Task instructions -> Which lines in the listing below contain "against"? Copy each of them.
---
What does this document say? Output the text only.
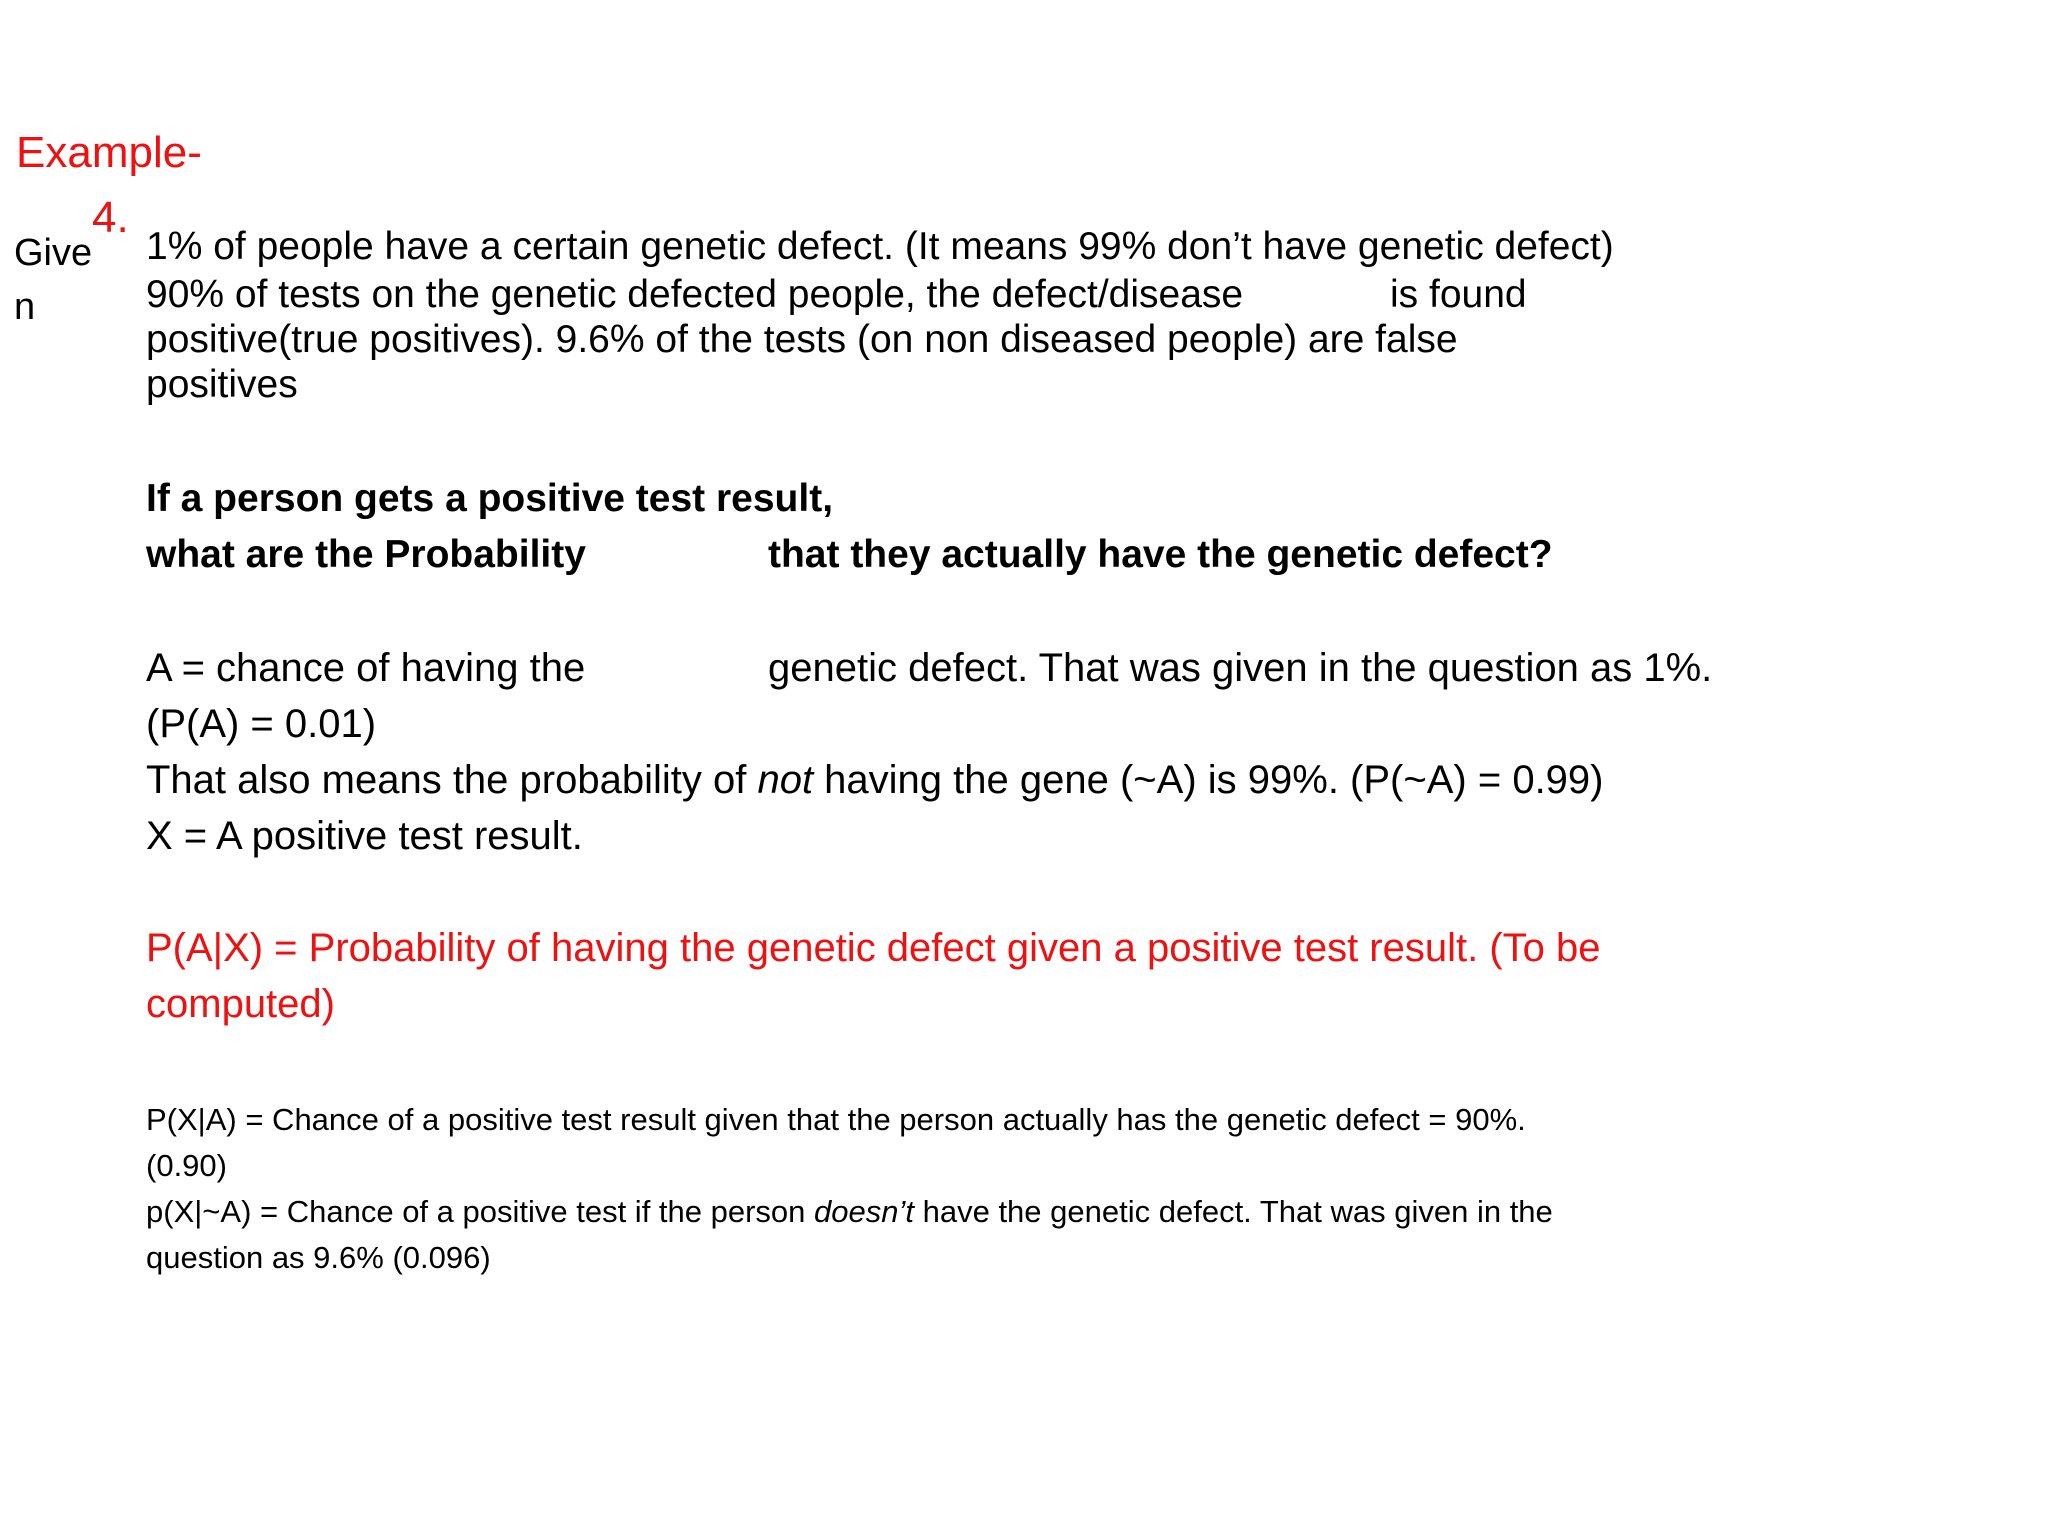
Example-
4.
Give
n
1% of people have a certain genetic defect. (It means 99% don’t have genetic defect)
90% of tests on the genetic defected people, the defect/disease	is found
positive(true positives). 9.6% of the tests (on non diseased people) are false
positives
If a person gets a positive test result,
what are the Probability	that they actually have the genetic defect?
A = chance of having the	genetic defect. That was given in the question as 1%.
(P(A) = 0.01)
That also means the probability of not having the gene (~A) is 99%. (P(~A) = 0.99)
X = A positive test result.
P(A|X) = Probability of having the genetic defect given a positive test result. (To be
computed)
P(X|A) = Chance of a positive test result given that the person actually has the genetic defect = 90%.
(0.90)
p(X|~A) = Chance of a positive test if the person doesn’t have the genetic defect. That was given in the
question as 9.6% (0.096)
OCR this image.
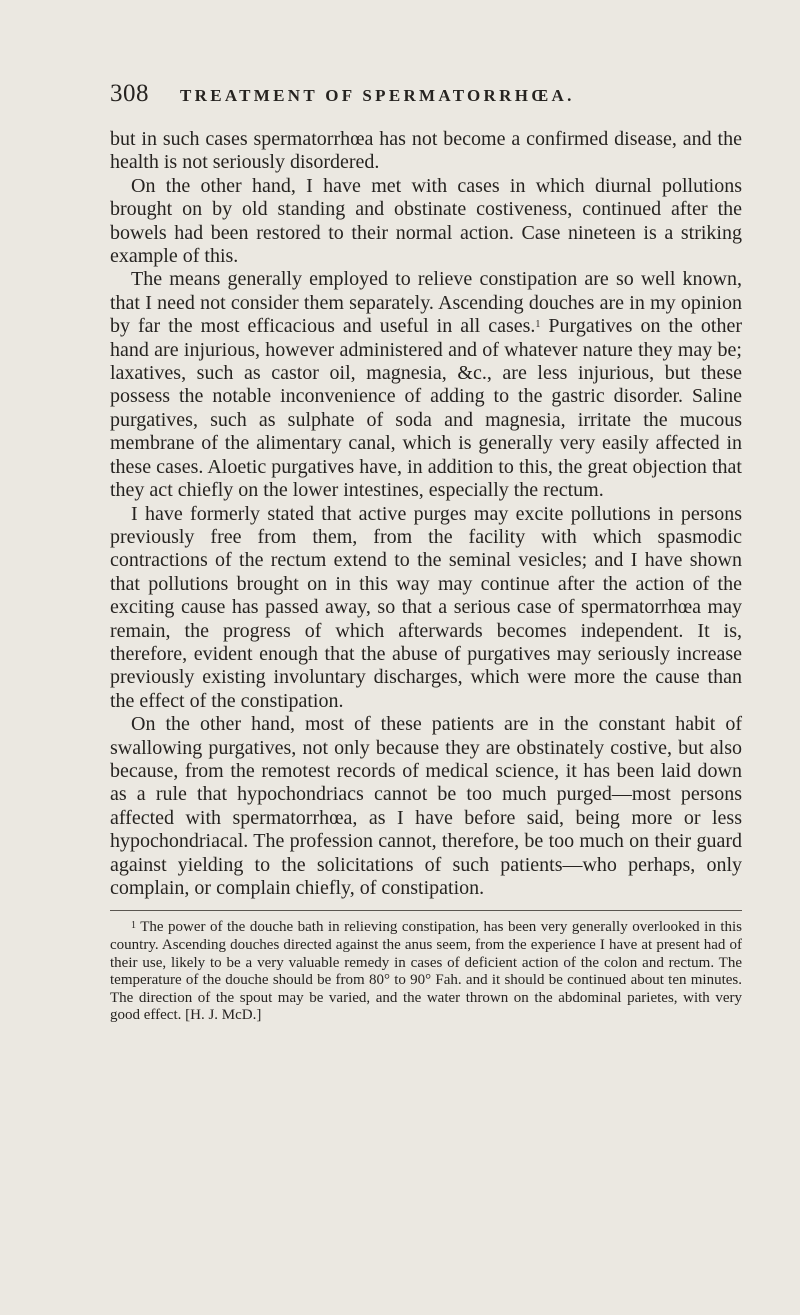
308	TREATMENT OF SPERMATORRHŒA.

but in such cases spermatorrhœa has not become a confirmed disease, and the health is not seriously disordered.

On the other hand, I have met with cases in which diurnal pollutions brought on by old standing and obstinate costiveness, continued after the bowels had been restored to their normal action. Case nineteen is a striking example of this.

The means generally employed to relieve constipation are so well known, that I need not consider them separately. Ascending douches are in my opinion by far the most efficacious and useful in all cases.$^1$ Purgatives on the other hand are injurious, however administered and of whatever nature they may be; laxatives, such as castor oil, magnesia, &c., are less injurious, but these possess the notable inconvenience of adding to the gastric disorder. Saline purgatives, such as sulphate of soda and magnesia, irritate the mucous membrane of the alimentary canal, which is generally very easily affected in these cases. Aloetic purgatives have, in addition to this, the great objection that they act chiefly on the lower intestines, especially the rectum.

I have formerly stated that active purges may excite pollutions in persons previously free from them, from the facility with which spasmodic contractions of the rectum extend to the seminal vesicles; and I have shown that pollutions brought on in this way may continue after the action of the exciting cause has passed away, so that a serious case of spermatorrhœa may remain, the progress of which afterwards becomes independent. It is, therefore, evident enough that the abuse of purgatives may seriously increase previously existing involuntary discharges, which were more the cause than the effect of the constipation.

On the other hand, most of these patients are in the constant habit of swallowing purgatives, not only because they are obstinately costive, but also because, from the remotest records of medical science, it has been laid down as a rule that hypochondriacs cannot be too much purged—most persons affected with spermatorrhœa, as I have before said, being more or less hypochondriacal. The profession cannot, therefore, be too much on their guard against yielding to the solicitations of such patients—who perhaps, only complain, or complain chiefly, of constipation.

$^1$ The power of the douche bath in relieving constipation, has been very generally overlooked in this country. Ascending douches directed against the anus seem, from the experience I have at present had of their use, likely to be a very valuable remedy in cases of deficient action of the colon and rectum. The temperature of the douche should be from 80° to 90° Fah. and it should be continued about ten minutes. The direction of the spout may be varied, and the water thrown on the abdominal parietes, with very good effect. [H. J. McD.]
---
Your response ->
On the other hand, most of these patients are in the constant habit of swallowing purgatives, not only because they are obstinately costive, but also because, from the remotest records of medical science, it has been laid down as a rule that hypochondriacs cannot be too much purged—most persons affected with spermatorrhœa, as I have before said, being more or less hypochondriacal. The profession cannot, therefore, be too much on their guard against yielding to the solicitations of such patients—who perhaps, only complain, or complain chiefly, of constipation.
$^1$ The power of the douche bath in relieving constipation, has been very generally overlooked in this country. Ascending douches directed against the anus seem, from the experience I have at present had of their use, likely to be a very valuable remedy in cases of deficient action of the colon and rectum. The temperature of the douche should be from 80° to 90° Fah. and it should be continued about ten minutes. The direction of the spout may be varied, and the water thrown on the abdominal parietes, with very good effect. [H. J. McD.]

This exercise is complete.